● **What to produce**
Search the data for the word "implementación" and copy every line that contains it.

** Start of Provided data **

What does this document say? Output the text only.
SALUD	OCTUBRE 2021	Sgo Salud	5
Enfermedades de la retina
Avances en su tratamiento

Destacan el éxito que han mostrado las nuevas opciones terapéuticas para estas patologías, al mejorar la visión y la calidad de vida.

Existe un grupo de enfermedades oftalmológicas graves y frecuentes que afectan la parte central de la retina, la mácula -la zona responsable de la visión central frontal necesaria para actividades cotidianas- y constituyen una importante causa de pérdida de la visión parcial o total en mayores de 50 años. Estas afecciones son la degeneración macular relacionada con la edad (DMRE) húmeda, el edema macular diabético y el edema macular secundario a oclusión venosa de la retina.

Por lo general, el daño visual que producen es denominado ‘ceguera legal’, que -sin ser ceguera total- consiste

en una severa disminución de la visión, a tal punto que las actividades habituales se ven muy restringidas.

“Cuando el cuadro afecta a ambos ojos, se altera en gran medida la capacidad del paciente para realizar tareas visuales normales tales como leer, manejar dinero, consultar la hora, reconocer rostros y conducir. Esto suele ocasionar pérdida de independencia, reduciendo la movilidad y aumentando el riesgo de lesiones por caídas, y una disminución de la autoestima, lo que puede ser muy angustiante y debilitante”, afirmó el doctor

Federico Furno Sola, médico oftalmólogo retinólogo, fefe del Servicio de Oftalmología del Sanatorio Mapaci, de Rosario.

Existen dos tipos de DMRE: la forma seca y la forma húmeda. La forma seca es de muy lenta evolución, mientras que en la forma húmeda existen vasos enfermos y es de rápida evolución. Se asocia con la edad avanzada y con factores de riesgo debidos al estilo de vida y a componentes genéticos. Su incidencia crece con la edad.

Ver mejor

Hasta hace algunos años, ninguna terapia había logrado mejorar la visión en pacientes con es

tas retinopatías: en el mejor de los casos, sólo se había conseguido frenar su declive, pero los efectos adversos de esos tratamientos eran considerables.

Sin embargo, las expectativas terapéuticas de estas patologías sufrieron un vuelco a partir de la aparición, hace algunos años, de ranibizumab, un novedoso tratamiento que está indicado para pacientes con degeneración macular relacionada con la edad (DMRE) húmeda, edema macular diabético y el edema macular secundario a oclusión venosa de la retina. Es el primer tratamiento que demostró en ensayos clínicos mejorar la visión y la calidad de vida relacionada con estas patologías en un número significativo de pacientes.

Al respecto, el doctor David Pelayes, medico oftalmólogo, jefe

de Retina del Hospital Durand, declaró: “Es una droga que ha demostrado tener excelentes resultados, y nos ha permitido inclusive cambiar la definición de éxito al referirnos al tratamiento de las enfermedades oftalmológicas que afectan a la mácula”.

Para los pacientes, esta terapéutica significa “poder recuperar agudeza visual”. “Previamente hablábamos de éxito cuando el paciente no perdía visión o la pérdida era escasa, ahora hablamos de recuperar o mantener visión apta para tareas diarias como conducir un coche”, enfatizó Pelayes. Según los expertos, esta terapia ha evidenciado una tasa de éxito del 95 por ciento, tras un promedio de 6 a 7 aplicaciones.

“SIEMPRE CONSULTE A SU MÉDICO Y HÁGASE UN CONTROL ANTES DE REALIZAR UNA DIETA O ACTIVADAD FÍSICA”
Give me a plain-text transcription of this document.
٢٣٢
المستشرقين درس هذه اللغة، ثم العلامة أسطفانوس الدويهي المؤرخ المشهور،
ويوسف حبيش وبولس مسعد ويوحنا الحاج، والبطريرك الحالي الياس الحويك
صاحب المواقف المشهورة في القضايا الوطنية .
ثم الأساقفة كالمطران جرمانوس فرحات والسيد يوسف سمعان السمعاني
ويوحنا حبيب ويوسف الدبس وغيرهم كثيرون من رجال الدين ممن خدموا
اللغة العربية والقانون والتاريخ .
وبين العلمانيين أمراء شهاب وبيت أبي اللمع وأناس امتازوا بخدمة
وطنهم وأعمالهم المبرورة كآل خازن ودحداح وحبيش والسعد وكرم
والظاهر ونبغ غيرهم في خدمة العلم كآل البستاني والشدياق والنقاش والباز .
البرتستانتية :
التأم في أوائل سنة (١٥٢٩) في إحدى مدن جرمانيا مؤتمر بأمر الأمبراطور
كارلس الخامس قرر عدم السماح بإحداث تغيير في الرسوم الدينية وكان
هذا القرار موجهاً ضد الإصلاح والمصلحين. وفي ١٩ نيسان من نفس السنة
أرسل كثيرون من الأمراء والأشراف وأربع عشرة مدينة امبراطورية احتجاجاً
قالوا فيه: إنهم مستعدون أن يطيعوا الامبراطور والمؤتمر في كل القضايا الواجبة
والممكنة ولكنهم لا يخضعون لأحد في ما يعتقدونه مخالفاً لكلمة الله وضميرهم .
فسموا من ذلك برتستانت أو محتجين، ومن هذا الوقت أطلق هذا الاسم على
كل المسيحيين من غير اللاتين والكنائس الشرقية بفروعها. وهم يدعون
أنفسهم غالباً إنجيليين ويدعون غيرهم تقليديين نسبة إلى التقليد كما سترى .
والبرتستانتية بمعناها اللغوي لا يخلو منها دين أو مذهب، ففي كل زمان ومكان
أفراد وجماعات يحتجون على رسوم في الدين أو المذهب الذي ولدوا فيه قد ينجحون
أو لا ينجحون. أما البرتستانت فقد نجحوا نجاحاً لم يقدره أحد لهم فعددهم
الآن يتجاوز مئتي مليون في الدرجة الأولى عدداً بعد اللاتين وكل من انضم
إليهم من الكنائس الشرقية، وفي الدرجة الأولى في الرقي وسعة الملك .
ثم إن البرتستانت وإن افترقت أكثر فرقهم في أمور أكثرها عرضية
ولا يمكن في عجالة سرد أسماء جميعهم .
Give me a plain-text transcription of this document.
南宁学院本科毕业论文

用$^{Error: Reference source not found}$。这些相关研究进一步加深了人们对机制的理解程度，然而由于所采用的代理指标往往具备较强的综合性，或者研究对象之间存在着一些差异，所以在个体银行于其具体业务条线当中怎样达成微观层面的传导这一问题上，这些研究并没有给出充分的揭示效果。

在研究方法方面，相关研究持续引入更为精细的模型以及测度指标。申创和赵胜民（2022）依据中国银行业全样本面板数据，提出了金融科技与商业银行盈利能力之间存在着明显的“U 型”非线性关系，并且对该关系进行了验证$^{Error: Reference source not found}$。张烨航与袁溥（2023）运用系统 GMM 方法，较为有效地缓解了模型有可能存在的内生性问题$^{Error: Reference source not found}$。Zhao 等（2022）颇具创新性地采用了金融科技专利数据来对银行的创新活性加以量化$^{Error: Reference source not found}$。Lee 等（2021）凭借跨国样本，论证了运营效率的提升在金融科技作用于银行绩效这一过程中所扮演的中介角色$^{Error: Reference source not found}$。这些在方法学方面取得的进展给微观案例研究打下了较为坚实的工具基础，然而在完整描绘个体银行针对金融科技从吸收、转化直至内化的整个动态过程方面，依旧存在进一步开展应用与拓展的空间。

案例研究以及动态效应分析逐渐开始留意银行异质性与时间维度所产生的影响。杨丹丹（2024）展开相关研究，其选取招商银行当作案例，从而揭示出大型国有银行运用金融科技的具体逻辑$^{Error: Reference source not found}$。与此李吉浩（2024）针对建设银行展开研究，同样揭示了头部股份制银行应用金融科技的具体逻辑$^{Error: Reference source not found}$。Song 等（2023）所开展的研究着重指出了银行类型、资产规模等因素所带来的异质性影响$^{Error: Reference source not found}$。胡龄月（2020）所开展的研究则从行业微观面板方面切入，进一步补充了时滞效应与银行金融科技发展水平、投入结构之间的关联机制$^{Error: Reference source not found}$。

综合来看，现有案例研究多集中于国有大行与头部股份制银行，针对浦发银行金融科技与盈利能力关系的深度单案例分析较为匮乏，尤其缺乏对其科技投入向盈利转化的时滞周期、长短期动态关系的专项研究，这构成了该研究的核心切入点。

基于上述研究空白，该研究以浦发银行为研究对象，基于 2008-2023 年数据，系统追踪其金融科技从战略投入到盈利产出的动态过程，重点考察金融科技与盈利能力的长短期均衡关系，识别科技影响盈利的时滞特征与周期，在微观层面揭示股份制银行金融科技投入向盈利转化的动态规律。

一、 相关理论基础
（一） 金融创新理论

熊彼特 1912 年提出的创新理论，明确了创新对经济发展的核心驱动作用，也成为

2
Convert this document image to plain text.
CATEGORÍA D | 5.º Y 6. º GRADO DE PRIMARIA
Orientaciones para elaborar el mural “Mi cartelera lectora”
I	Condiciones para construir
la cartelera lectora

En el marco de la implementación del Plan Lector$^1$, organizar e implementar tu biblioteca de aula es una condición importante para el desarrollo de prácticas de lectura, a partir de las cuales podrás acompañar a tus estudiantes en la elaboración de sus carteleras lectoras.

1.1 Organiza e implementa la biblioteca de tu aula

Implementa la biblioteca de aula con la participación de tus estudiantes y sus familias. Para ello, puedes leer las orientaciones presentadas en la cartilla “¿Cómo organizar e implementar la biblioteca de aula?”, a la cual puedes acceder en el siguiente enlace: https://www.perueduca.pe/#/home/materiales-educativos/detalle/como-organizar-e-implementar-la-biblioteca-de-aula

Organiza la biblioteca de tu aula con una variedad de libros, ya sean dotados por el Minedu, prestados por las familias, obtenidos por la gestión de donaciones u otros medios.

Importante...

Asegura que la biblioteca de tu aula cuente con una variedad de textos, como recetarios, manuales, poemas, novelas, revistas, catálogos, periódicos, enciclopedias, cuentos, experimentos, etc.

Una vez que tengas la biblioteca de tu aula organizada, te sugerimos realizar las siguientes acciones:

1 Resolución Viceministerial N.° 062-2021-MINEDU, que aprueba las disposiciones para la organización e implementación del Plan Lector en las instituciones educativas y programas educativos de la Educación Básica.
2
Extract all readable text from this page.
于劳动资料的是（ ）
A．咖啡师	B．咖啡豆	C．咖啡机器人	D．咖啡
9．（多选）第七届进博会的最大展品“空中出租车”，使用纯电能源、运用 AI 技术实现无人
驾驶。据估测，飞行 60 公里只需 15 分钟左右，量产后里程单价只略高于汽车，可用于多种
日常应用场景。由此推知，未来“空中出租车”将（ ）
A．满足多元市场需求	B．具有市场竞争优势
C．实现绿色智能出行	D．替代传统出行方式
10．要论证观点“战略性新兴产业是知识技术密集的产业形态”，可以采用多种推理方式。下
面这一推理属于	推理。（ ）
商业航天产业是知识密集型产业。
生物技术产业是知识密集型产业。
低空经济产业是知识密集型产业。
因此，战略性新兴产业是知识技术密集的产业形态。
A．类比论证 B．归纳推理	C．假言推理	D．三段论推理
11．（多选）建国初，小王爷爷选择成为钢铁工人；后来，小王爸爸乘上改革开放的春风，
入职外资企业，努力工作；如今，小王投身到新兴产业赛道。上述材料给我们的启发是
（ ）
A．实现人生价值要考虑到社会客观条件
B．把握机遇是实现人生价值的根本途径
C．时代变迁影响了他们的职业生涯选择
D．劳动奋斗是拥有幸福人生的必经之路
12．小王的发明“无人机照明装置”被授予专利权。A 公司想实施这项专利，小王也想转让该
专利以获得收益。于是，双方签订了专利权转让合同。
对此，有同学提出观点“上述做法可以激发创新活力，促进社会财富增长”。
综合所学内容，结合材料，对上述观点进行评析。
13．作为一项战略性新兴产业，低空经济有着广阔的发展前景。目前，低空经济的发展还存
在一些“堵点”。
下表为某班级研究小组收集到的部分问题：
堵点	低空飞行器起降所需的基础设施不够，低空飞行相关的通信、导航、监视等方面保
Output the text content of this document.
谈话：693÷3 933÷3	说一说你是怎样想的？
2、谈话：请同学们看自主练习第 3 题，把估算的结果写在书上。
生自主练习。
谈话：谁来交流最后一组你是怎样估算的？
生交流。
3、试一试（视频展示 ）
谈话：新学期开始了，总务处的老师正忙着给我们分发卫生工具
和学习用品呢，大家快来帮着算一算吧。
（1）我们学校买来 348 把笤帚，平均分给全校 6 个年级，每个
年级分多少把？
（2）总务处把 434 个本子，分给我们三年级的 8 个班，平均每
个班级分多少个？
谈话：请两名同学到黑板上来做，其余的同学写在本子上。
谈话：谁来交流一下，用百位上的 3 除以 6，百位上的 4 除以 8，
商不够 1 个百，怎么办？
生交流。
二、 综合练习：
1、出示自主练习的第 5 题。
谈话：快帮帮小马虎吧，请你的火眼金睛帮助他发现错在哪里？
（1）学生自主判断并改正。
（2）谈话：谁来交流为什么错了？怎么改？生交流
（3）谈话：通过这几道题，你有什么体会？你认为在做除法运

** End of Provided data **

● **Answer in full**
En el marco de la implementación del Plan Lector$^1$, organizar e implementar tu biblioteca de aula es una condición importante para el desarrollo de prácticas de lectura, a partir de las cuales podrás acompañar a tus estudiantes en la elaboración de sus carteleras lectoras.
1 Resolución Viceministerial N.° 062-2021-MINEDU, que aprueba las disposiciones para la organización e implementación del Plan Lector en las instituciones educativas y programas educativos de la Educación Básica.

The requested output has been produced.